■ Excerpted data ■
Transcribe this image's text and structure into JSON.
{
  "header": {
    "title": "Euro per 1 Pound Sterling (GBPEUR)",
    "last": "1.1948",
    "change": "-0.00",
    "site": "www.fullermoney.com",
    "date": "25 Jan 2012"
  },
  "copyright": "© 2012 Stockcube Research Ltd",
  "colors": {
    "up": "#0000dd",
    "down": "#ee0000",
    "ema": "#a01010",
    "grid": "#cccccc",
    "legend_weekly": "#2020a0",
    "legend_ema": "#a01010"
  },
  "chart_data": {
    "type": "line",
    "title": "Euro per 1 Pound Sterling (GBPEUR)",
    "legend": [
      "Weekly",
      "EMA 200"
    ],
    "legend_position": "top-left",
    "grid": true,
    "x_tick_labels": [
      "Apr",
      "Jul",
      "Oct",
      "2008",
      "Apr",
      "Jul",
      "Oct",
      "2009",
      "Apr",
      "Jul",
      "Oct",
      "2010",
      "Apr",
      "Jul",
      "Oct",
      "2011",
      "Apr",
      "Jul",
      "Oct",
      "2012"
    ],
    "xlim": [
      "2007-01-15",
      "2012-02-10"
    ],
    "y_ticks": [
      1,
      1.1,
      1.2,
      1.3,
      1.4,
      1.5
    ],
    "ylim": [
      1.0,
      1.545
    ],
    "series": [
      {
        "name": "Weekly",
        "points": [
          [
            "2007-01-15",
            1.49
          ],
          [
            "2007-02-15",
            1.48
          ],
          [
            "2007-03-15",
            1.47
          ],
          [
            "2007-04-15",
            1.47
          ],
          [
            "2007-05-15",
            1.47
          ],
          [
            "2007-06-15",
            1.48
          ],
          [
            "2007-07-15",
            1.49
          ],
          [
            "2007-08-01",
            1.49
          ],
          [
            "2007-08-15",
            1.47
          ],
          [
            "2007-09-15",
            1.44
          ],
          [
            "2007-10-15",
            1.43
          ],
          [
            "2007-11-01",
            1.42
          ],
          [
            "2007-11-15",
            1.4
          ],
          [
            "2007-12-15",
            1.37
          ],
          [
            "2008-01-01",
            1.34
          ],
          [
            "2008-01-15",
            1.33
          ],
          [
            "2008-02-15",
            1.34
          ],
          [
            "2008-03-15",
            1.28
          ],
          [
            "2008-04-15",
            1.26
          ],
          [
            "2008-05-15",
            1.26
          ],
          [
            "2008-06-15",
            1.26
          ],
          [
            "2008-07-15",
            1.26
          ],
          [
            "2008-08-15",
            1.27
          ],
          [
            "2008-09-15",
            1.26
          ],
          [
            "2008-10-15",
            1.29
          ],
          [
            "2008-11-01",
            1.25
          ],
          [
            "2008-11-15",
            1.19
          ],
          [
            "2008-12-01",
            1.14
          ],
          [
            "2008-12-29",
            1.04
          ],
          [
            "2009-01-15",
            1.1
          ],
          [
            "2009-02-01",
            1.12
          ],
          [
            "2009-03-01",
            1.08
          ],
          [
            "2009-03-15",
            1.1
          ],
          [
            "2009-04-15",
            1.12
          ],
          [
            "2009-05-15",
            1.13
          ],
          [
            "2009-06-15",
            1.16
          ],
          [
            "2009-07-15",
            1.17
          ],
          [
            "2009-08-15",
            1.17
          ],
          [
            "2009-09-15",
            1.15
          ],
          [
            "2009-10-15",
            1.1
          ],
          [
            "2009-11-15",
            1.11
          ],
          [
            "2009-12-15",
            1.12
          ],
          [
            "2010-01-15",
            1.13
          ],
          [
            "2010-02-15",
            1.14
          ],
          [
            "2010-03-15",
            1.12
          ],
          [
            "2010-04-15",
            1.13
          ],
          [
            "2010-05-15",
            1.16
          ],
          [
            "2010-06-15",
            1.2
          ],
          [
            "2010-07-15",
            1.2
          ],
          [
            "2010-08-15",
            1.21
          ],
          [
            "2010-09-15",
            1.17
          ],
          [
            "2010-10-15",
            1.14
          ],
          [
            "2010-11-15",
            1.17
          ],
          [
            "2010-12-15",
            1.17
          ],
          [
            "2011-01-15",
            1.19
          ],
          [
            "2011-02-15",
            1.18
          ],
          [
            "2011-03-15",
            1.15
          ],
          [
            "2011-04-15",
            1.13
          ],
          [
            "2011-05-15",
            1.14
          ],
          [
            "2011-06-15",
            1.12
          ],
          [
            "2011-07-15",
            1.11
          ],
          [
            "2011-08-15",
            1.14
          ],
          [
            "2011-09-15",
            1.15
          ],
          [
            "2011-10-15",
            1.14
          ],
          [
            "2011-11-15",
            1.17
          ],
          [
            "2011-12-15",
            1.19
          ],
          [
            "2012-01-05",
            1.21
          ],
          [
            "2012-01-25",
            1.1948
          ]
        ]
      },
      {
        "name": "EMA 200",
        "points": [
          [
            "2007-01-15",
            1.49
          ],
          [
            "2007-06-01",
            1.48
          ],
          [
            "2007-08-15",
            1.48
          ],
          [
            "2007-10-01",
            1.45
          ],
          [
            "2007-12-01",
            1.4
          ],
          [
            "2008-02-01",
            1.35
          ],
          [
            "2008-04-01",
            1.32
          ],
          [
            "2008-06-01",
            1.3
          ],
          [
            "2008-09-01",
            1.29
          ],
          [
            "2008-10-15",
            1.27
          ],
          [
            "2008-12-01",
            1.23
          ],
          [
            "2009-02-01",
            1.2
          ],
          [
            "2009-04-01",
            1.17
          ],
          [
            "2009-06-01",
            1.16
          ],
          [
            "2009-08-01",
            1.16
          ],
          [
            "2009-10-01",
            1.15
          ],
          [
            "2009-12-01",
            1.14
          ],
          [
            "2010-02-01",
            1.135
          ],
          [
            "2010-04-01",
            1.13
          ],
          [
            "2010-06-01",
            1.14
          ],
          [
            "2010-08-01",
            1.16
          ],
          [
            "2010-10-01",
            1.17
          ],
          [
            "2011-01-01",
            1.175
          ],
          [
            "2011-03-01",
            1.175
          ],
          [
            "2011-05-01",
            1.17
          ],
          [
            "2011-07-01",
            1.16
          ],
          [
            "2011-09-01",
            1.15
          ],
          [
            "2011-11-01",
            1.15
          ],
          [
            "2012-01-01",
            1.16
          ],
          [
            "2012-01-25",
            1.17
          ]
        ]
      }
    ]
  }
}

■ Exercise ■
Repeat each record in full; every line must match exactly.

■ Solution to this exercise ■
Transcribe this image's text and structure into JSON.
{
  "header": {
    "title": "Euro per 1 Pound Sterling (GBPEUR)",
    "last": "1.1948",
    "change": "-0.00",
    "site": "www.fullermoney.com",
    "date": "25 Jan 2012"
  },
  "copyright": "© 2012 Stockcube Research Ltd",
  "colors": {
    "up": "#0000dd",
    "down": "#ee0000",
    "ema": "#a01010",
    "grid": "#cccccc",
    "legend_weekly": "#2020a0",
    "legend_ema": "#a01010"
  },
  "chart_data": {
    "type": "line",
    "title": "Euro per 1 Pound Sterling (GBPEUR)",
    "legend": [
      "Weekly",
      "EMA 200"
    ],
    "legend_position": "top-left",
    "grid": true,
    "x_tick_labels": [
      "Apr",
      "Jul",
      "Oct",
      "2008",
      "Apr",
      "Jul",
      "Oct",
      "2009",
      "Apr",
      "Jul",
      "Oct",
      "2010",
      "Apr",
      "Jul",
      "Oct",
      "2011",
      "Apr",
      "Jul",
      "Oct",
      "2012"
    ],
    "xlim": [
      "2007-01-15",
      "2012-02-10"
    ],
    "y_ticks": [
      1,
      1.1,
      1.2,
      1.3,
      1.4,
      1.5
    ],
    "ylim": [
      1.0,
      1.545
    ],
    "series": [
      {
        "name": "Weekly",
        "points": [
          [
            "2007-01-15",
            1.49
          ],
          [
            "2007-02-15",
            1.48
          ],
          [
            "2007-03-15",
            1.47
          ],
          [
            "2007-04-15",
            1.47
          ],
          [
            "2007-05-15",
            1.47
          ],
          [
            "2007-06-15",
            1.48
          ],
          [
            "2007-07-15",
            1.49
          ],
          [
            "2007-08-01",
            1.49
          ],
          [
            "2007-08-15",
            1.47
          ],
          [
            "2007-09-15",
            1.44
          ],
          [
            "2007-10-15",
            1.43
          ],
          [
            "2007-11-01",
            1.42
          ],
          [
            "2007-11-15",
            1.4
          ],
          [
            "2007-12-15",
            1.37
          ],
          [
            "2008-01-01",
            1.34
          ],
          [
            "2008-01-15",
            1.33
          ],
          [
            "2008-02-15",
            1.34
          ],
          [
            "2008-03-15",
            1.28
          ],
          [
            "2008-04-15",
            1.26
          ],
          [
            "2008-05-15",
            1.26
          ],
          [
            "2008-06-15",
            1.26
          ],
          [
            "2008-07-15",
            1.26
          ],
          [
            "2008-08-15",
            1.27
          ],
          [
            "2008-09-15",
            1.26
          ],
          [
            "2008-10-15",
            1.29
          ],
          [
            "2008-11-01",
            1.25
          ],
          [
            "2008-11-15",
            1.19
          ],
          [
            "2008-12-01",
            1.14
          ],
          [
            "2008-12-29",
            1.04
          ],
          [
            "2009-01-15",
            1.1
          ],
          [
            "2009-02-01",
            1.12
          ],
          [
            "2009-03-01",
            1.08
          ],
          [
            "2009-03-15",
            1.1
          ],
          [
            "2009-04-15",
            1.12
          ],
          [
            "2009-05-15",
            1.13
          ],
          [
            "2009-06-15",
            1.16
          ],
          [
            "2009-07-15",
            1.17
          ],
          [
            "2009-08-15",
            1.17
          ],
          [
            "2009-09-15",
            1.15
          ],
          [
            "2009-10-15",
            1.1
          ],
          [
            "2009-11-15",
            1.11
          ],
          [
            "2009-12-15",
            1.12
          ],
          [
            "2010-01-15",
            1.13
          ],
          [
            "2010-02-15",
            1.14
          ],
          [
            "2010-03-15",
            1.12
          ],
          [
            "2010-04-15",
            1.13
          ],
          [
            "2010-05-15",
            1.16
          ],
          [
            "2010-06-15",
            1.2
          ],
          [
            "2010-07-15",
            1.2
          ],
          [
            "2010-08-15",
            1.21
          ],
          [
            "2010-09-15",
            1.17
          ],
          [
            "2010-10-15",
            1.14
          ],
          [
            "2010-11-15",
            1.17
          ],
          [
            "2010-12-15",
            1.17
          ],
          [
            "2011-01-15",
            1.19
          ],
          [
            "2011-02-15",
            1.18
          ],
          [
            "2011-03-15",
            1.15
          ],
          [
            "2011-04-15",
            1.13
          ],
          [
            "2011-05-15",
            1.14
          ],
          [
            "2011-06-15",
            1.12
          ],
          [
            "2011-07-15",
            1.11
          ],
          [
            "2011-08-15",
            1.14
          ],
          [
            "2011-09-15",
            1.15
          ],
          [
            "2011-10-15",
            1.14
          ],
          [
            "2011-11-15",
            1.17
          ],
          [
            "2011-12-15",
            1.19
          ],
          [
            "2012-01-05",
            1.21
          ],
          [
            "2012-01-25",
            1.1948
          ]
        ]
      },
      {
        "name": "EMA 200",
        "points": [
          [
            "2007-01-15",
            1.49
          ],
          [
            "2007-06-01",
            1.48
          ],
          [
            "2007-08-15",
            1.48
          ],
          [
            "2007-10-01",
            1.45
          ],
          [
            "2007-12-01",
            1.4
          ],
          [
            "2008-02-01",
            1.35
          ],
          [
            "2008-04-01",
            1.32
          ],
          [
            "2008-06-01",
            1.3
          ],
          [
            "2008-09-01",
            1.29
          ],
          [
            "2008-10-15",
            1.27
          ],
          [
            "2008-12-01",
            1.23
          ],
          [
            "2009-02-01",
            1.2
          ],
          [
            "2009-04-01",
            1.17
          ],
          [
            "2009-06-01",
            1.16
          ],
          [
            "2009-08-01",
            1.16
          ],
          [
            "2009-10-01",
            1.15
          ],
          [
            "2009-12-01",
            1.14
          ],
          [
            "2010-02-01",
            1.135
          ],
          [
            "2010-04-01",
            1.13
          ],
          [
            "2010-06-01",
            1.14
          ],
          [
            "2010-08-01",
            1.16
          ],
          [
            "2010-10-01",
            1.17
          ],
          [
            "2011-01-01",
            1.175
          ],
          [
            "2011-03-01",
            1.175
          ],
          [
            "2011-05-01",
            1.17
          ],
          [
            "2011-07-01",
            1.16
          ],
          [
            "2011-09-01",
            1.15
          ],
          [
            "2011-11-01",
            1.15
          ],
          [
            "2012-01-01",
            1.16
          ],
          [
            "2012-01-25",
            1.17
          ]
        ]
      }
    ]
  }
}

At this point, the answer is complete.